** Begin **

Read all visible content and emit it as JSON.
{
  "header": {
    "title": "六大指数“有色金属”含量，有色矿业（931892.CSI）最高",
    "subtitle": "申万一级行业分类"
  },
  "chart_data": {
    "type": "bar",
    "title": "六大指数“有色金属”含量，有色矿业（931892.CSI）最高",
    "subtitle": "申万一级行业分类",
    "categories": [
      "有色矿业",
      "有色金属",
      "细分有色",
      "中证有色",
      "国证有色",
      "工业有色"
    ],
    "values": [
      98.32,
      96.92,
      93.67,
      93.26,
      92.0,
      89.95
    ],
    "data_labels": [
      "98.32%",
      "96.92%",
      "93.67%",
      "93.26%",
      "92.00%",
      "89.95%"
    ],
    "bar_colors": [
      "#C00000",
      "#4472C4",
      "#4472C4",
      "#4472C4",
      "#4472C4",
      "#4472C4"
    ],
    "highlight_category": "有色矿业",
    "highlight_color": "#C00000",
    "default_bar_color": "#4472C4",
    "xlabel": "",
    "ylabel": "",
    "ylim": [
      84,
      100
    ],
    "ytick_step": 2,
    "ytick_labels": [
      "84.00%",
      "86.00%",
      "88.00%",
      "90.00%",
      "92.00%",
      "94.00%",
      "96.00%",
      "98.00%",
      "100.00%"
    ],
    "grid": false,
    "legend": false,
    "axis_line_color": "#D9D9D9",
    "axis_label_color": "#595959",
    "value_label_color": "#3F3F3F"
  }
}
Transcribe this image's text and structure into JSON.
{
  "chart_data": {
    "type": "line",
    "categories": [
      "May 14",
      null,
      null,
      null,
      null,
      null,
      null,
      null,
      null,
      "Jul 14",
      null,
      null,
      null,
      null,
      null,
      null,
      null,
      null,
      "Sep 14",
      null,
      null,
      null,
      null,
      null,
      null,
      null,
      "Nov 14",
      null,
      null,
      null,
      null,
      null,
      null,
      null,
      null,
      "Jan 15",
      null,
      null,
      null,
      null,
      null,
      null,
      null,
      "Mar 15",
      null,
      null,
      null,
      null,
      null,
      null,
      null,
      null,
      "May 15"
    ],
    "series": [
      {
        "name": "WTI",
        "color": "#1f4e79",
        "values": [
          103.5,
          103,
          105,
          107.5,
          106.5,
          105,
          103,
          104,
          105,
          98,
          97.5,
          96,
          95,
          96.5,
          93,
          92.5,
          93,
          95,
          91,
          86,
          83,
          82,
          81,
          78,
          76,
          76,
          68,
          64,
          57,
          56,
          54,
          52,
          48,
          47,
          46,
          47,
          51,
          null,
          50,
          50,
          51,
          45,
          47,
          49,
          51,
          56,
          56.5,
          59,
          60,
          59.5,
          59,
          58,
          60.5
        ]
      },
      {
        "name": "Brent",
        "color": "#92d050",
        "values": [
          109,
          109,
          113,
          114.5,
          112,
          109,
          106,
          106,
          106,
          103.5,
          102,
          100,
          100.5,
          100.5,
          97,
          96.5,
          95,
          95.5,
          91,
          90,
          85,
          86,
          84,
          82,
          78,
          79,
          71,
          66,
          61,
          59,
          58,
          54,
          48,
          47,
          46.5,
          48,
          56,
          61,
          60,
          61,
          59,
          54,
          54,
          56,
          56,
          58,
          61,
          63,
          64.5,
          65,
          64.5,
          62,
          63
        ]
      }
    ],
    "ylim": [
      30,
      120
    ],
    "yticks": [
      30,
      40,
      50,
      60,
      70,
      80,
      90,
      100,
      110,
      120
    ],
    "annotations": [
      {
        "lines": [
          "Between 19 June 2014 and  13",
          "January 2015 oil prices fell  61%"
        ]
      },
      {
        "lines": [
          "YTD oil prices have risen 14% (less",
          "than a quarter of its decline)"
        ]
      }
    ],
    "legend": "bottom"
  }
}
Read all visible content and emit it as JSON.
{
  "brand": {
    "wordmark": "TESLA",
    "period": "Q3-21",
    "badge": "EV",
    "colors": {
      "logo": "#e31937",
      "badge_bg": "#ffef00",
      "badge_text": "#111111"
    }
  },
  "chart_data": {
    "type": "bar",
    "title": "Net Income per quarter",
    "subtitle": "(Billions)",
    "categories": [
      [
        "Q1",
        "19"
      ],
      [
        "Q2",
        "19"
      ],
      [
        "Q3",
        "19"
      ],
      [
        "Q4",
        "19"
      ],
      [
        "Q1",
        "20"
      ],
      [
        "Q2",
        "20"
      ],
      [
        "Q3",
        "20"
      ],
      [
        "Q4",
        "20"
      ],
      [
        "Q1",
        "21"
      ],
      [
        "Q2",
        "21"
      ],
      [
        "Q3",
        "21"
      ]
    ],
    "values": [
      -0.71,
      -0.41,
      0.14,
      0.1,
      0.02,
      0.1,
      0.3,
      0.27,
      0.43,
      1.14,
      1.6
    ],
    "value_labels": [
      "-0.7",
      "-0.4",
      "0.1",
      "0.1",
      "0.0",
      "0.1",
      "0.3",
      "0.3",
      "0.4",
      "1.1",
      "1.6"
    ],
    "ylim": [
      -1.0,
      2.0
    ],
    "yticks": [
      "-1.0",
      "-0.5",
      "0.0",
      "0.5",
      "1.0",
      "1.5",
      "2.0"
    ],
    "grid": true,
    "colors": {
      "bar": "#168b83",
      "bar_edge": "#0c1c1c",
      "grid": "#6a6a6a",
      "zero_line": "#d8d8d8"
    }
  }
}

** End **

### Aim of the exercise
Extract the listing in its entirety, matching it exactly.

### Complete output
Read all visible content and emit it as JSON.
{
  "header": {
    "title": "六大指数“有色金属”含量，有色矿业（931892.CSI）最高",
    "subtitle": "申万一级行业分类"
  },
  "chart_data": {
    "type": "bar",
    "title": "六大指数“有色金属”含量，有色矿业（931892.CSI）最高",
    "subtitle": "申万一级行业分类",
    "categories": [
      "有色矿业",
      "有色金属",
      "细分有色",
      "中证有色",
      "国证有色",
      "工业有色"
    ],
    "values": [
      98.32,
      96.92,
      93.67,
      93.26,
      92.0,
      89.95
    ],
    "data_labels": [
      "98.32%",
      "96.92%",
      "93.67%",
      "93.26%",
      "92.00%",
      "89.95%"
    ],
    "bar_colors": [
      "#C00000",
      "#4472C4",
      "#4472C4",
      "#4472C4",
      "#4472C4",
      "#4472C4"
    ],
    "highlight_category": "有色矿业",
    "highlight_color": "#C00000",
    "default_bar_color": "#4472C4",
    "xlabel": "",
    "ylabel": "",
    "ylim": [
      84,
      100
    ],
    "ytick_step": 2,
    "ytick_labels": [
      "84.00%",
      "86.00%",
      "88.00%",
      "90.00%",
      "92.00%",
      "94.00%",
      "96.00%",
      "98.00%",
      "100.00%"
    ],
    "grid": false,
    "legend": false,
    "axis_line_color": "#D9D9D9",
    "axis_label_color": "#595959",
    "value_label_color": "#3F3F3F"
  }
}
Transcribe this image's text and structure into JSON.
{
  "chart_data": {
    "type": "line",
    "categories": [
      "May 14",
      null,
      null,
      null,
      null,
      null,
      null,
      null,
      null,
      "Jul 14",
      null,
      null,
      null,
      null,
      null,
      null,
      null,
      null,
      "Sep 14",
      null,
      null,
      null,
      null,
      null,
      null,
      null,
      "Nov 14",
      null,
      null,
      null,
      null,
      null,
      null,
      null,
      null,
      "Jan 15",
      null,
      null,
      null,
      null,
      null,
      null,
      null,
      "Mar 15",
      null,
      null,
      null,
      null,
      null,
      null,
      null,
      null,
      "May 15"
    ],
    "series": [
      {
        "name": "WTI",
        "color": "#1f4e79",
        "values": [
          103.5,
          103,
          105,
          107.5,
          106.5,
          105,
          103,
          104,
          105,
          98,
          97.5,
          96,
          95,
          96.5,
          93,
          92.5,
          93,
          95,
          91,
          86,
          83,
          82,
          81,
          78,
          76,
          76,
          68,
          64,
          57,
          56,
          54,
          52,
          48,
          47,
          46,
          47,
          51,
          null,
          50,
          50,
          51,
          45,
          47,
          49,
          51,
          56,
          56.5,
          59,
          60,
          59.5,
          59,
          58,
          60.5
        ]
      },
      {
        "name": "Brent",
        "color": "#92d050",
        "values": [
          109,
          109,
          113,
          114.5,
          112,
          109,
          106,
          106,
          106,
          103.5,
          102,
          100,
          100.5,
          100.5,
          97,
          96.5,
          95,
          95.5,
          91,
          90,
          85,
          86,
          84,
          82,
          78,
          79,
          71,
          66,
          61,
          59,
          58,
          54,
          48,
          47,
          46.5,
          48,
          56,
          61,
          60,
          61,
          59,
          54,
          54,
          56,
          56,
          58,
          61,
          63,
          64.5,
          65,
          64.5,
          62,
          63
        ]
      }
    ],
    "ylim": [
      30,
      120
    ],
    "yticks": [
      30,
      40,
      50,
      60,
      70,
      80,
      90,
      100,
      110,
      120
    ],
    "annotations": [
      {
        "lines": [
          "Between 19 June 2014 and  13",
          "January 2015 oil prices fell  61%"
        ]
      },
      {
        "lines": [
          "YTD oil prices have risen 14% (less",
          "than a quarter of its decline)"
        ]
      }
    ],
    "legend": "bottom"
  }
}
Read all visible content and emit it as JSON.
{
  "brand": {
    "wordmark": "TESLA",
    "period": "Q3-21",
    "badge": "EV",
    "colors": {
      "logo": "#e31937",
      "badge_bg": "#ffef00",
      "badge_text": "#111111"
    }
  },
  "chart_data": {
    "type": "bar",
    "title": "Net Income per quarter",
    "subtitle": "(Billions)",
    "categories": [
      [
        "Q1",
        "19"
      ],
      [
        "Q2",
        "19"
      ],
      [
        "Q3",
        "19"
      ],
      [
        "Q4",
        "19"
      ],
      [
        "Q1",
        "20"
      ],
      [
        "Q2",
        "20"
      ],
      [
        "Q3",
        "20"
      ],
      [
        "Q4",
        "20"
      ],
      [
        "Q1",
        "21"
      ],
      [
        "Q2",
        "21"
      ],
      [
        "Q3",
        "21"
      ]
    ],
    "values": [
      -0.71,
      -0.41,
      0.14,
      0.1,
      0.02,
      0.1,
      0.3,
      0.27,
      0.43,
      1.14,
      1.6
    ],
    "value_labels": [
      "-0.7",
      "-0.4",
      "0.1",
      "0.1",
      "0.0",
      "0.1",
      "0.3",
      "0.3",
      "0.4",
      "1.1",
      "1.6"
    ],
    "ylim": [
      -1.0,
      2.0
    ],
    "yticks": [
      "-1.0",
      "-0.5",
      "0.0",
      "0.5",
      "1.0",
      "1.5",
      "2.0"
    ],
    "grid": true,
    "colors": {
      "bar": "#168b83",
      "bar_edge": "#0c1c1c",
      "grid": "#6a6a6a",
      "zero_line": "#d8d8d8"
    }
  }
}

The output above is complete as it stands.